> _Problem_
Print the listing in its entirety and exactly, leaving out images.

begin Data excerpts

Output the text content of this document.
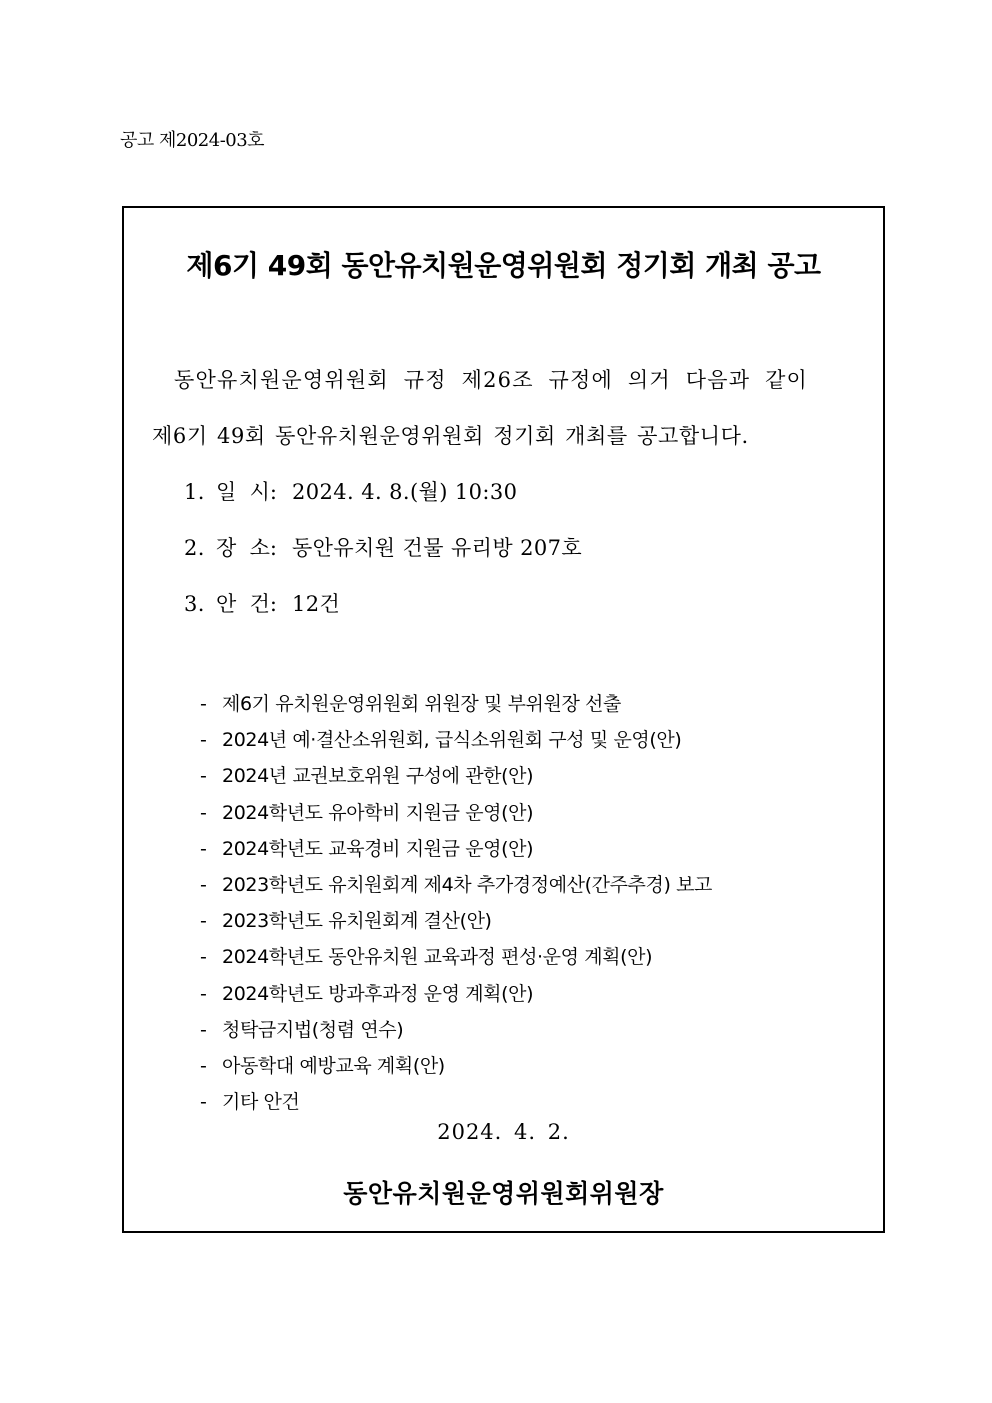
공고 제2024-03호
제6기 49회 동안유치원운영위원회 정기회 개최 공고
동안유치원운영위원회 규정 제26조 규정에 의거 다음과 같이
제6기 49회 동안유치원운영위원회 정기회 개최를 공고합니다.
1. 일  시: 2024. 4. 8.(월) 10:30
2. 장  소: 동안유치원 건물 유리방 207호
3. 안  건: 12건
- 제6기 유치원운영위원회 위원장 및 부위원장 선출
- 2024년 예·결산소위원회, 급식소위원회 구성 및 운영(안)
- 2024년 교권보호위원 구성에 관한(안)
- 2024학년도 유아학비 지원금 운영(안)
- 2024학년도 교육경비 지원금 운영(안)
- 2023학년도 유치원회계 제4차 추가경정예산(간주추경) 보고
- 2023학년도 유치원회계 결산(안)
- 2024학년도 동안유치원 교육과정 편성·운영 계획(안)
- 2024학년도 방과후과정 운영 계획(안)
- 청탁금지법(청렴 연수)
- 아동학대 예방교육 계획(안)
- 기타 안건
2024. 4. 2.
동안유치원운영위원회위원장
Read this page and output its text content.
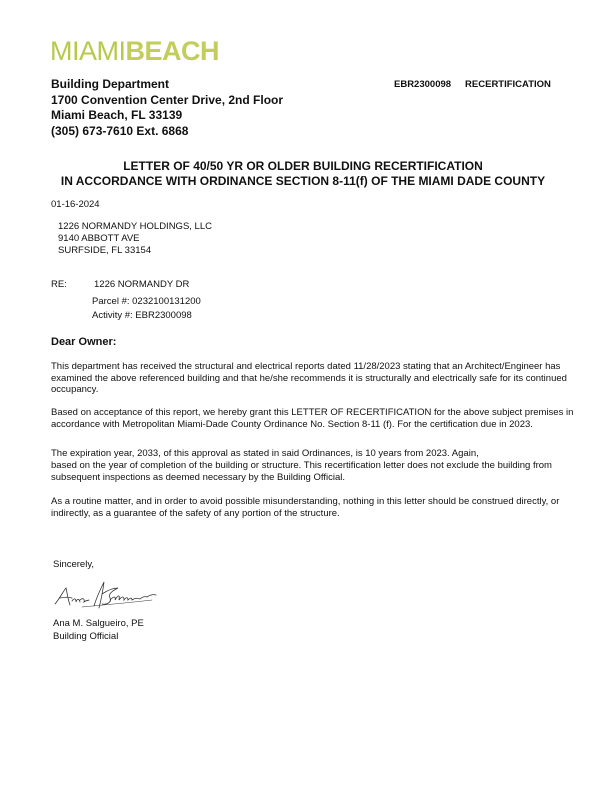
MIAMIBEACH
Building Department
1700 Convention Center Drive, 2nd Floor
Miami Beach, FL 33139
(305) 673-7610 Ext. 6868
EBR2300098 RECERTIFICATION
LETTER OF 40/50 YR OR OLDER BUILDING RECERTIFICATION
IN ACCORDANCE WITH ORDINANCE SECTION 8-11(f) OF THE MIAMI DADE COUNTY
01-16-2024
1226 NORMANDY HOLDINGS, LLC
9140 ABBOTT AVE
SURFSIDE, FL 33154
RE:	1226 NORMANDY DR
Parcel #: 0232100131200
Activity #: EBR2300098
Dear Owner:
This department has received the structural and electrical reports dated 11/28/2023 stating that an Architect/Engineer has examined the above referenced building and that he/she recommends it is structurally and electrically safe for its continued occupancy.
Based on acceptance of this report, we hereby grant this LETTER OF RECERTIFICATION for the above subject premises in accordance with Metropolitan Miami-Dade County Ordinance No. Section 8-11 (f). For the certification due in 2023.
The expiration year, 2033, of this approval as stated in said Ordinances, is 10 years from 2023. Again,
based on the year of completion of the building or structure. This recertification letter does not exclude the building from subsequent inspections as deemed necessary by the Building Official.
As a routine matter, and in order to avoid possible misunderstanding, nothing in this letter should be construed directly, or indirectly, as a guarantee of the safety of any portion of the structure.
Sincerely,
Ana M. Salgueiro, PE
Building Official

end Data excerpts

> _Solution for this exercise_
Output the text content of this document.
공고 제2024-03호
제6기 49회 동안유치원운영위원회 정기회 개최 공고
동안유치원운영위원회 규정 제26조 규정에 의거 다음과 같이
제6기 49회 동안유치원운영위원회 정기회 개최를 공고합니다.
1. 일  시: 2024. 4. 8.(월) 10:30
2. 장  소: 동안유치원 건물 유리방 207호
3. 안  건: 12건
- 제6기 유치원운영위원회 위원장 및 부위원장 선출
- 2024년 예·결산소위원회, 급식소위원회 구성 및 운영(안)
- 2024년 교권보호위원 구성에 관한(안)
- 2024학년도 유아학비 지원금 운영(안)
- 2024학년도 교육경비 지원금 운영(안)
- 2023학년도 유치원회계 제4차 추가경정예산(간주추경) 보고
- 2023학년도 유치원회계 결산(안)
- 2024학년도 동안유치원 교육과정 편성·운영 계획(안)
- 2024학년도 방과후과정 운영 계획(안)
- 청탁금지법(청렴 연수)
- 아동학대 예방교육 계획(안)
- 기타 안건
2024. 4. 2.
동안유치원운영위원회위원장
Read this page and output its text content.
MIAMIBEACH
Building Department
1700 Convention Center Drive, 2nd Floor
Miami Beach, FL 33139
(305) 673-7610 Ext. 6868
EBR2300098 RECERTIFICATION
LETTER OF 40/50 YR OR OLDER BUILDING RECERTIFICATION
IN ACCORDANCE WITH ORDINANCE SECTION 8-11(f) OF THE MIAMI DADE COUNTY
01-16-2024
1226 NORMANDY HOLDINGS, LLC
9140 ABBOTT AVE
SURFSIDE, FL 33154
RE:	1226 NORMANDY DR
Parcel #: 0232100131200
Activity #: EBR2300098
Dear Owner:
This department has received the structural and electrical reports dated 11/28/2023 stating that an Architect/Engineer has examined the above referenced building and that he/she recommends it is structurally and electrically safe for its continued occupancy.
Based on acceptance of this report, we hereby grant this LETTER OF RECERTIFICATION for the above subject premises in accordance with Metropolitan Miami-Dade County Ordinance No. Section 8-11 (f). For the certification due in 2023.
The expiration year, 2033, of this approval as stated in said Ordinances, is 10 years from 2023. Again,
based on the year of completion of the building or structure. This recertification letter does not exclude the building from subsequent inspections as deemed necessary by the Building Official.
As a routine matter, and in order to avoid possible misunderstanding, nothing in this letter should be construed directly, or indirectly, as a guarantee of the safety of any portion of the structure.
Sincerely,
Ana M. Salgueiro, PE
Building Official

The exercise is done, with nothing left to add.